- _Task details_: Reproduce the records below exactly, leaving out any pictures.

### Material shown ###

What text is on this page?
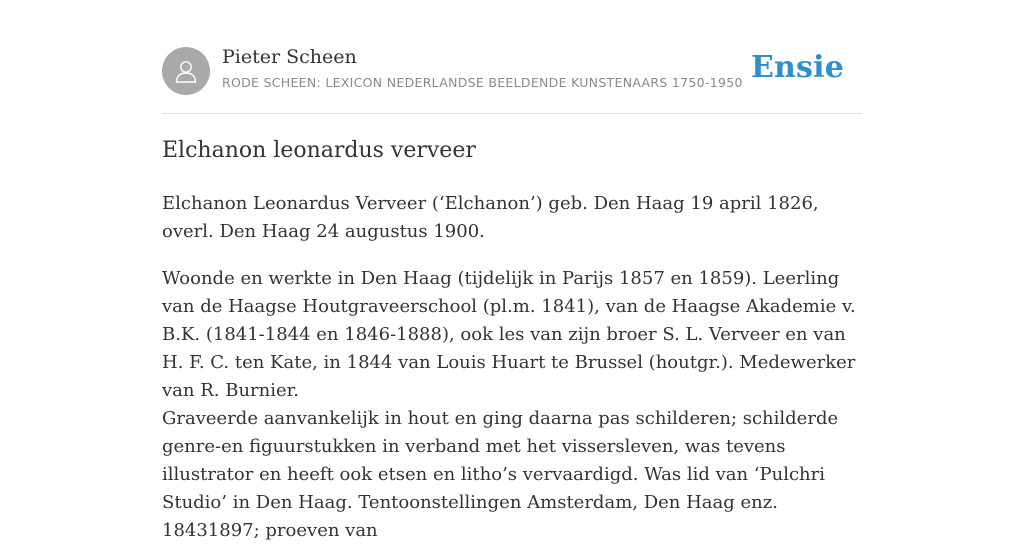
Pieter Scheen
RODE SCHEEN: LEXICON NEDERLANDSE BEELDENDE KUNSTENAARS 1750-1950 Ensie
Elchanon leonardus verveer

Elchanon Leonardus Verveer (‘Elchanon’) geb. Den Haag 19 april 1826, overl. Den Haag 24 augustus 1900.

Woonde en werkte in Den Haag (tijdelijk in Parijs 1857 en 1859). Leerling van de Haagse Houtgraveerschool (pl.m. 1841), van de Haagse Akademie v. B.K. (1841-1844 en 1846-1888), ook les van zijn broer S. L. Verveer en van H. F. C. ten Kate, in 1844 van Louis Huart te Brussel (houtgr.). Medewerker van R. Burnier.

Graveerde aanvankelijk in hout en ging daarna pas schilderen; schilderde genre-en figuurstukken in verband met het vissersleven, was tevens illustrator en heeft ook etsen en litho’s vervaardigd. Was lid van ‘Pulchri Studio’ in Den Haag. Tentoonstellingen Amsterdam, Den Haag enz. 18431897; proeven van
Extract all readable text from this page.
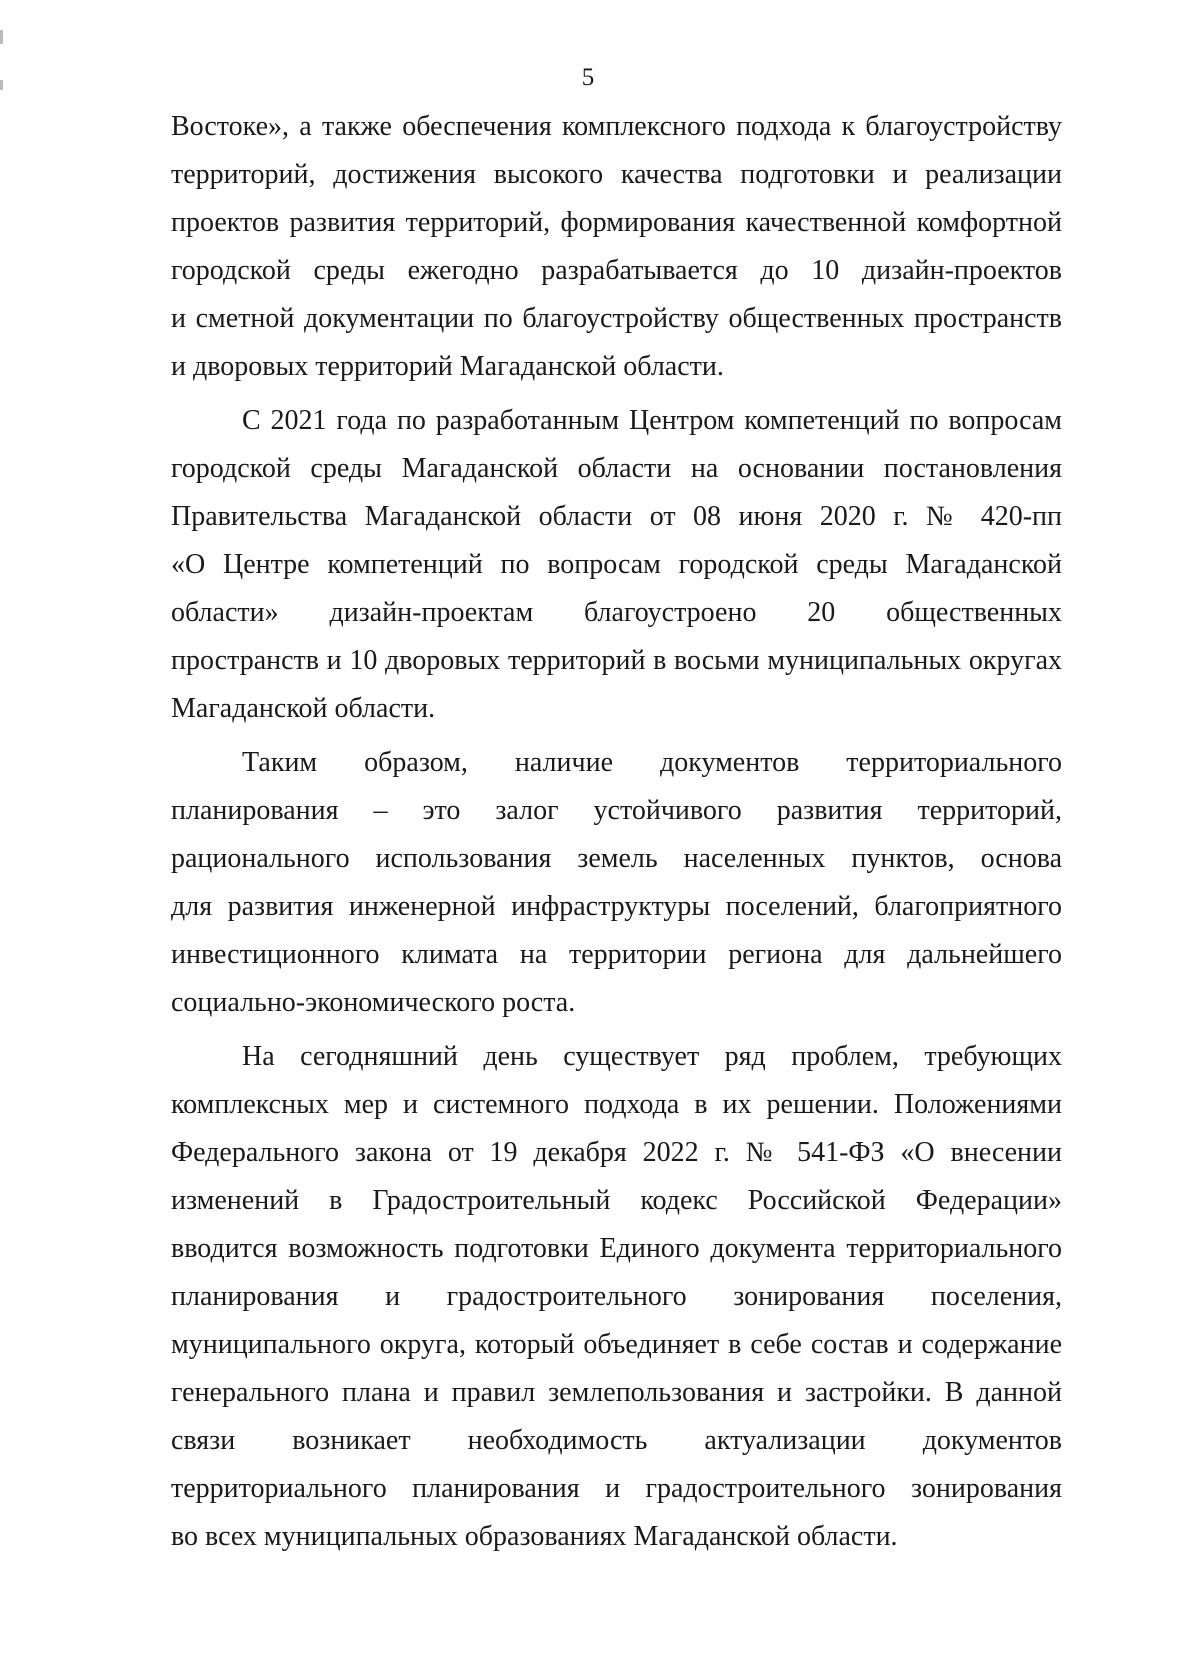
5
Востоке», а также обеспечения комплексного подхода к благоустройству
территорий, достижения высокого качества подготовки и реализации
проектов развития территорий, формирования качественной комфортной
городской среды ежегодно разрабатывается до 10 дизайн-проектов
и сметной документации по благоустройству общественных пространств
и дворовых территорий Магаданской области.
С 2021 года по разработанным Центром компетенций по вопросам
городской среды Магаданской области на основании постановления
Правительства Магаданской области от 08 июня 2020 г. № 420-пп
«О Центре компетенций по вопросам городской среды Магаданской
области» дизайн-проектам благоустроено 20 общественных
пространств и 10 дворовых территорий в восьми муниципальных округах
Магаданской области.
Таким образом, наличие документов территориального
планирования – это залог устойчивого развития территорий,
рационального использования земель населенных пунктов, основа
для развития инженерной инфраструктуры поселений, благоприятного
инвестиционного климата на территории региона для дальнейшего
социально-экономического роста.
На сегодняшний день существует ряд проблем, требующих
комплексных мер и системного подхода в их решении. Положениями
Федерального закона от 19 декабря 2022 г. № 541-ФЗ «О внесении
изменений в Градостроительный кодекс Российской Федерации»
вводится возможность подготовки Единого документа территориального
планирования и градостроительного зонирования поселения,
муниципального округа, который объединяет в себе состав и содержание
генерального плана и правил землепользования и застройки. В данной
связи возникает необходимость актуализации документов
территориального планирования и градостроительного зонирования
во всех муниципальных образованиях Магаданской области.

###

- _Problem solution_:
What text is on this page?
Pieter Scheen
RODE SCHEEN: LEXICON NEDERLANDSE BEELDENDE KUNSTENAARS 1750-1950 Ensie
Elchanon leonardus verveer

Elchanon Leonardus Verveer (‘Elchanon’) geb. Den Haag 19 april 1826, overl. Den Haag 24 augustus 1900.

Woonde en werkte in Den Haag (tijdelijk in Parijs 1857 en 1859). Leerling van de Haagse Houtgraveerschool (pl.m. 1841), van de Haagse Akademie v. B.K. (1841-1844 en 1846-1888), ook les van zijn broer S. L. Verveer en van H. F. C. ten Kate, in 1844 van Louis Huart te Brussel (houtgr.). Medewerker van R. Burnier.

Graveerde aanvankelijk in hout en ging daarna pas schilderen; schilderde genre-en figuurstukken in verband met het vissersleven, was tevens illustrator en heeft ook etsen en litho’s vervaardigd. Was lid van ‘Pulchri Studio’ in Den Haag. Tentoonstellingen Amsterdam, Den Haag enz. 18431897; proeven van
Extract all readable text from this page.
5
Востоке», а также обеспечения комплексного подхода к благоустройству
территорий, достижения высокого качества подготовки и реализации
проектов развития территорий, формирования качественной комфортной
городской среды ежегодно разрабатывается до 10 дизайн-проектов
и сметной документации по благоустройству общественных пространств
и дворовых территорий Магаданской области.
С 2021 года по разработанным Центром компетенций по вопросам
городской среды Магаданской области на основании постановления
Правительства Магаданской области от 08 июня 2020 г. № 420-пп
«О Центре компетенций по вопросам городской среды Магаданской
области» дизайн-проектам благоустроено 20 общественных
пространств и 10 дворовых территорий в восьми муниципальных округах
Магаданской области.
Таким образом, наличие документов территориального
планирования – это залог устойчивого развития территорий,
рационального использования земель населенных пунктов, основа
для развития инженерной инфраструктуры поселений, благоприятного
инвестиционного климата на территории региона для дальнейшего
социально-экономического роста.
На сегодняшний день существует ряд проблем, требующих
комплексных мер и системного подхода в их решении. Положениями
Федерального закона от 19 декабря 2022 г. № 541-ФЗ «О внесении
изменений в Градостроительный кодекс Российской Федерации»
вводится возможность подготовки Единого документа территориального
планирования и градостроительного зонирования поселения,
муниципального округа, который объединяет в себе состав и содержание
генерального плана и правил землепользования и застройки. В данной
связи возникает необходимость актуализации документов
территориального планирования и градостроительного зонирования
во всех муниципальных образованиях Магаданской области.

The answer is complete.